The expected utility is:

\[\mathbb{E}[\nu_1(c,T)] = P(\tau_1<T)c+(1-P(\tau_1<T))(X(0)-\mathbb{E}[X(T)|\tau_1>T])\]

To find the value of $X(T)$, we use the generalized formula:

\[\widetilde{X}_t = \Omega^n \widetilde{X}_0 + \sum_{i=1}^t{\Omega^{t-i} \widetilde{\epsilon}_i}\]

Monte Carlo Simulation:

100,000 simulations with 300 steps each
Time horizon $T$ up to 250 days (1 trading year)
Range of $c$ from 1 to observed max/min for short/long positions

Optimal Levels Found:

Short position: $c_{short} = 1.017104$
Long position: $c_{long} = 0.982084$

Reinforcement Learning Model

Model Components

Action space: 3 dimensions (Hold, Buy, Sell)
Observation space: Historical spread range ± 10%
Policy update: Both Q-learning (off-policy) and SARSA (on-policy)

Reward Function

Calibrations take into account the comments in (Yuan, 2019) where is affirmed the inclusion of signiticative wrong scenarios help to improve the learning process, in here by scaling the lose by 3. For short position:

\[r_t(a_t|\text{Position}=\text{Short}, t < T) = \begin{cases} x_t - \theta & x_t > \theta \\ -3 (x_t - \theta) & \text{otherwise} \end{cases}\]

For long position:

\[r_t(a_t|\text{Position}=\text{Long}, t < T) = \begin{cases} \theta - x_t & \theta > x_t \\ -3 (x_t - \theta) & \text{otherwise} \end{cases}\]

The negative reward has a scaling factor of -3 to create greater impact during the learning process for counterproductive actions.

▶ **DATASET EXCERPTS**:
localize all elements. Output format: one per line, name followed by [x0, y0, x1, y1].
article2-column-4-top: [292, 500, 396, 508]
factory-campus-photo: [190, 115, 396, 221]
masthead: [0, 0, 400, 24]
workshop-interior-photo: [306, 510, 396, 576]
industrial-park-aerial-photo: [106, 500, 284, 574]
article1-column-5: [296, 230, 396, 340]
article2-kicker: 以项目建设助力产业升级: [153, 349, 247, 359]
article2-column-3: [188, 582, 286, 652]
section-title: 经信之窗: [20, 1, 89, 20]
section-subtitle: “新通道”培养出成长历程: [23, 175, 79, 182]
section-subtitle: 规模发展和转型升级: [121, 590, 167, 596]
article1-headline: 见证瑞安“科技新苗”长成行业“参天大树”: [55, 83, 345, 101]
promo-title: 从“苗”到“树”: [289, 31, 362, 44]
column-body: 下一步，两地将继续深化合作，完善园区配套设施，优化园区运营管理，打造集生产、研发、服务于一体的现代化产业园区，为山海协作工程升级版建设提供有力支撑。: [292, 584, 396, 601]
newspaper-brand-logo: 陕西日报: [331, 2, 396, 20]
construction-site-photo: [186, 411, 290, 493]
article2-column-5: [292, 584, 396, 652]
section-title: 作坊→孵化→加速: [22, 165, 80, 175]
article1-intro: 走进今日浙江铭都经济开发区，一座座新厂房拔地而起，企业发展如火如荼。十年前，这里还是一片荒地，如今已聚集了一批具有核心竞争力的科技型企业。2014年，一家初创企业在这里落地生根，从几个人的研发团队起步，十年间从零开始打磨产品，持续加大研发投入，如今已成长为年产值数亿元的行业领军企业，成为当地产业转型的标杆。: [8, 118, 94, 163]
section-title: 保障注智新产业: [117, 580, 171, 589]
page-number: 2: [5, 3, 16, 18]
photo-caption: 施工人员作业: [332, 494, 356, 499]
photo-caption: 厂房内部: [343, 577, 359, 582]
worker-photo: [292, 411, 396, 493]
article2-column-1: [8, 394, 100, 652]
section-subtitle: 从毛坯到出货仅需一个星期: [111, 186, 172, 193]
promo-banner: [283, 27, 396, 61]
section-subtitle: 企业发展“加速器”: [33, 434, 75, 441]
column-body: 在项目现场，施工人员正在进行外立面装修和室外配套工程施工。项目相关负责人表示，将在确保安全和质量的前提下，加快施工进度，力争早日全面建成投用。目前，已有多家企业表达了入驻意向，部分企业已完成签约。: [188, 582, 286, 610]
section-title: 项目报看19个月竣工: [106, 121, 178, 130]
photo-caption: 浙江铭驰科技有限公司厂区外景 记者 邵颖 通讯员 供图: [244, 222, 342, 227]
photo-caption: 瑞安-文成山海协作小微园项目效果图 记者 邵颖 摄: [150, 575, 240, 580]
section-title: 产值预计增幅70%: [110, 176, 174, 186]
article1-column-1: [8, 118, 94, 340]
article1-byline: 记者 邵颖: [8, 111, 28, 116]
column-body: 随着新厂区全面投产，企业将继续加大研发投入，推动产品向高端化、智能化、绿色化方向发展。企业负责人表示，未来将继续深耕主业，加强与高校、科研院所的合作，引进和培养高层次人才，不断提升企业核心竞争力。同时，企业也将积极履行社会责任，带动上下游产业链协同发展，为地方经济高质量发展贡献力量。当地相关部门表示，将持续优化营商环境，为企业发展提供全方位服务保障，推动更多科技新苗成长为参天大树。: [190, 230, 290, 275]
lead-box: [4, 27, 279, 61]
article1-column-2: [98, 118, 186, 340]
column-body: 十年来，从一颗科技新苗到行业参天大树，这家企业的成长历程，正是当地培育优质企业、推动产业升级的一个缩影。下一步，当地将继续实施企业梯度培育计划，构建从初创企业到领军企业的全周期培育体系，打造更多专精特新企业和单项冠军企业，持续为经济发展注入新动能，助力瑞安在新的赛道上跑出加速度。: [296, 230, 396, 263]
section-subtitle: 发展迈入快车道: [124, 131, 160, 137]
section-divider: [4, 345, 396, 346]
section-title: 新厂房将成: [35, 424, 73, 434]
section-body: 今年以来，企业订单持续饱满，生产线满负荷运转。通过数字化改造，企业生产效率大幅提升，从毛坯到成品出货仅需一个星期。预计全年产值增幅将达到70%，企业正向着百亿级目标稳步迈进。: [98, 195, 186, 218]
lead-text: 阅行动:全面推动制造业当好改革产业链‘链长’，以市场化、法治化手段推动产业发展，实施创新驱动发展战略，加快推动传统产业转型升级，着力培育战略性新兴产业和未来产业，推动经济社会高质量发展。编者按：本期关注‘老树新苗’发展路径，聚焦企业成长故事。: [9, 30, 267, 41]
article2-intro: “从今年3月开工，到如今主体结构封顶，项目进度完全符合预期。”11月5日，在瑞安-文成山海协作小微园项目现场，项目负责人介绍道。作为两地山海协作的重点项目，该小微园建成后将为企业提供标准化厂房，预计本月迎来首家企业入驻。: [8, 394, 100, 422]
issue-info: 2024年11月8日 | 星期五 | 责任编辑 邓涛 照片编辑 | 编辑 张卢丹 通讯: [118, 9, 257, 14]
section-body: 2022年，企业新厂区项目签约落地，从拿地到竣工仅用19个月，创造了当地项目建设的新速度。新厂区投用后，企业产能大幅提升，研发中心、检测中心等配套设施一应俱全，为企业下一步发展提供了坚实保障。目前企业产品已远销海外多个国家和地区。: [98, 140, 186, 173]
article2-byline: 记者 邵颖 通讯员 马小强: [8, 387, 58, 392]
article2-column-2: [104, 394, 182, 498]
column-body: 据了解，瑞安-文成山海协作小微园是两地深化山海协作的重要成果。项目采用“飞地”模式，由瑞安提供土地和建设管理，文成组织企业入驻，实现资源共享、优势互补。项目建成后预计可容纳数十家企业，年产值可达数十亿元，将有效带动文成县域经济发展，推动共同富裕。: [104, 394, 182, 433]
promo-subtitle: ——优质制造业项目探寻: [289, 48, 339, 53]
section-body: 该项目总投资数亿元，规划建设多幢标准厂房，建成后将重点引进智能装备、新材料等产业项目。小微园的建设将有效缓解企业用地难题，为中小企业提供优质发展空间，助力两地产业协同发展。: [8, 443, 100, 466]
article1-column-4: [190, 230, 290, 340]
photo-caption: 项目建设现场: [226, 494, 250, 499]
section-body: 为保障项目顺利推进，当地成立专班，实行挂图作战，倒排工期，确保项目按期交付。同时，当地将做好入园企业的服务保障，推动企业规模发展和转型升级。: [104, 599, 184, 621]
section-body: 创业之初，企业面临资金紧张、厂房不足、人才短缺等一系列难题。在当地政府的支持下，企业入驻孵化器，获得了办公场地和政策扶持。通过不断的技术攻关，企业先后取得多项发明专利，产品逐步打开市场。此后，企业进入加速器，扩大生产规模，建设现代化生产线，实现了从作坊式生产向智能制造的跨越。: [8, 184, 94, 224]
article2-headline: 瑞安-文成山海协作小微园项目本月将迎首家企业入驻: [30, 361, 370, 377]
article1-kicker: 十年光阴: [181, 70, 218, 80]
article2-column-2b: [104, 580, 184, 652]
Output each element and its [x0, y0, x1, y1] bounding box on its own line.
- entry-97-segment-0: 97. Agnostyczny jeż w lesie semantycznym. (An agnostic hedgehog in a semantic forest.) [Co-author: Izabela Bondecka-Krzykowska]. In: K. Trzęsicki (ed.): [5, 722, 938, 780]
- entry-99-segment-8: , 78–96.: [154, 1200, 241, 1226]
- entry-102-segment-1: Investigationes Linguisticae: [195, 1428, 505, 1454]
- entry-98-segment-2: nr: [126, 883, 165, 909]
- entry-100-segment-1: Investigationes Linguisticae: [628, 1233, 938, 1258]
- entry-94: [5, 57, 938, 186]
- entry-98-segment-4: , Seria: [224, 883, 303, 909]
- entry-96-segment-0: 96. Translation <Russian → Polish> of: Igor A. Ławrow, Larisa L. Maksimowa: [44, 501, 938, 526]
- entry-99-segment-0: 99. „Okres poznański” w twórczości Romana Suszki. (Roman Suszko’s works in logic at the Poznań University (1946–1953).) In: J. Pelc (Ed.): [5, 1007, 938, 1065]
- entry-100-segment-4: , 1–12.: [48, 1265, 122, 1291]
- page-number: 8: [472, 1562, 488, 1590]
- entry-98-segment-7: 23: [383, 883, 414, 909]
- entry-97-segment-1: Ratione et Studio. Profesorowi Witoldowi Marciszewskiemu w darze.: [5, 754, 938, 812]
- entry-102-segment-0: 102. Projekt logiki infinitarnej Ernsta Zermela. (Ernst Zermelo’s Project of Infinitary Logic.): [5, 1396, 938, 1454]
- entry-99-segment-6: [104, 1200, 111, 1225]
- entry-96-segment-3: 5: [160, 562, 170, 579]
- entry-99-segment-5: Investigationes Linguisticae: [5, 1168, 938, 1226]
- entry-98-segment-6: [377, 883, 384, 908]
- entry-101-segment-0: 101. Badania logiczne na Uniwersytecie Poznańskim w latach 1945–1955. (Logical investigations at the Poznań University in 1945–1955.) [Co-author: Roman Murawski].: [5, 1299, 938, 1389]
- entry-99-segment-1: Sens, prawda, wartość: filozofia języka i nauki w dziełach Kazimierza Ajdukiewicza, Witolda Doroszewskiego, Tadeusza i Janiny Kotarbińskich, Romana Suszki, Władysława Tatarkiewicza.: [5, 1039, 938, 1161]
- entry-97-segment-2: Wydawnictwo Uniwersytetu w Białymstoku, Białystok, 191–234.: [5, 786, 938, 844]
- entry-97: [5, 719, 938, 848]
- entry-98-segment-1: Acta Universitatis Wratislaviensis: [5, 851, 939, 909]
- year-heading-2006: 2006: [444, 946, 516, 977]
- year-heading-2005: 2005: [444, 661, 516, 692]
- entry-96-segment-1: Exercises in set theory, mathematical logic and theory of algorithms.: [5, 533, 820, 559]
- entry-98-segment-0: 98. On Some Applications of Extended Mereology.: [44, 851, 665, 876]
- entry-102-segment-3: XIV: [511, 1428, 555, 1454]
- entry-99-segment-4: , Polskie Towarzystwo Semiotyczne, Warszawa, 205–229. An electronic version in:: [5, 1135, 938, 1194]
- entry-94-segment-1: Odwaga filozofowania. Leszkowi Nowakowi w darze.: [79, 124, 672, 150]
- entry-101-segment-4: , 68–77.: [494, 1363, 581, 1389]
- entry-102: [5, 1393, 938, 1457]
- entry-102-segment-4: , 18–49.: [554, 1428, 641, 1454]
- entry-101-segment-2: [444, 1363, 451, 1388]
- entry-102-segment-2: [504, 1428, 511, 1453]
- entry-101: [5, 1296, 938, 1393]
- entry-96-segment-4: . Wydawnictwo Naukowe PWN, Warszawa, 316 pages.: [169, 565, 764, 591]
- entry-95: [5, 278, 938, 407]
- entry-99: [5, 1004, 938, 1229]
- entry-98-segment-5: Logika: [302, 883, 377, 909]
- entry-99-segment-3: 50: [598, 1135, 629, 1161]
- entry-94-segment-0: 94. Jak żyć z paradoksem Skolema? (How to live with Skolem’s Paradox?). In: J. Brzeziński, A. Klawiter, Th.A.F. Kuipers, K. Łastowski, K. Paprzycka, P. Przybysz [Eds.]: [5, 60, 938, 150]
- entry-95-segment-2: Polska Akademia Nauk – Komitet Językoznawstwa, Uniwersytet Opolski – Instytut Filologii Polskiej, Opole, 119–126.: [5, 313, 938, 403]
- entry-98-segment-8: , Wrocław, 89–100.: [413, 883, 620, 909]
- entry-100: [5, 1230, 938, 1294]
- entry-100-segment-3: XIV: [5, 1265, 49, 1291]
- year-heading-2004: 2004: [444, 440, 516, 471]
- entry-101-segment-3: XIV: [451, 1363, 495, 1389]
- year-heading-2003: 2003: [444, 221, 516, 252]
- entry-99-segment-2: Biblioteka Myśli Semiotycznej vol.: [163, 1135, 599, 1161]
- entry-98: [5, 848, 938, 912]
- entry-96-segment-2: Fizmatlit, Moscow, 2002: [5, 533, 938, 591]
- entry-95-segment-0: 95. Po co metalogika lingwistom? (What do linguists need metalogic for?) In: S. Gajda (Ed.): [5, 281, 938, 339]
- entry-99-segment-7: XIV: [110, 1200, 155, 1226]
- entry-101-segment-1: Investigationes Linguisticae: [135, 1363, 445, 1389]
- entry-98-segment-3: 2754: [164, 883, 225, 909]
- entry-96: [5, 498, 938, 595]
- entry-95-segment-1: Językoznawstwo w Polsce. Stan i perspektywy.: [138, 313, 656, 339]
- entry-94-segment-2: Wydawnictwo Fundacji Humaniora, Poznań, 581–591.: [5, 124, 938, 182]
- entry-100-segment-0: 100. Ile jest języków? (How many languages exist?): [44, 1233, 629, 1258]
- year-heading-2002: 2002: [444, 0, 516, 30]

▶ **WRITTEN INSTRUCTION**: Continue the passage on the spread-trading model from its last sentence. The entries aren't needed.

▶ **RESPONSE**:
Hyperparameter Optimization

The delta $\delta$ is defined as the difference between expected and observed values in the Q-value update function:

For Q-learning:

\[\delta_{Q\text{-learning}} = R_{t+1}+\gamma \max_a Q(S_{t+1},a) - Q(S_t,A_t)\]

For SARSA:

\[\delta_{SARSA} = R_{t+1}+\gamma Q(S_{t+1},A_{t+1}) - Q(S_t,A_t)\]

Analysis of $\alpha$ (learning rate) and $\gamma$ (discount factor):

$\alpha$ shows an inverse relationship with $\delta$
$\gamma$ shows a direct relationship with $\delta$

Optimal Parameters

Position	$\alpha$	$\gamma$	Algorithm	$\delta$	Episodes for Convergence
Short	0.8	0.2	SARSA	0.175	1,000
Short	0.8	0.2	Q-learning	0.175	680
Long	0.75	0.2	SARSA	0.25	3,000
Long	0.75	0.2	Q-learning	0.25	13,000

Training Details:

Episodes: 5,000
Steps per episode: 30
$\epsilon$-greedy strategy for exploration
Random selection of time series segments for each episode

RL Optimal Levels

The optimal levels were selected by finding the state $X_j$ that maximizes the Q-value in the respective column:

\[X_{\text{short/long}}^* = \{ X_j \mid j = \max_i Q_{i,\text{short/long}} \}\]

Results:

Upper threshold (short position): $c_{RL-upper} = 1.022086$
Lower threshold (long position): $c_{RL-lower} = 0.993484$

Results and Comparison

Optimal Entry Levels

Asset	Model	$P_{short}$	$P_{long}$	$\theta$
ABC	Stochastic Mean Reversion	1.017104	0.982084	1.000292
	Reinforcement Learning	1.022086	0.993484
XYZ	Stochastic Mean Reversion	1.01	0.9755	0.9695
	Reinforcement Learning	1.0106	0.9737

Key Observation: RL assigns thresholds asymmetrically around the mean $\theta$, with the lower level closer to $\theta$ than in the stochastic model.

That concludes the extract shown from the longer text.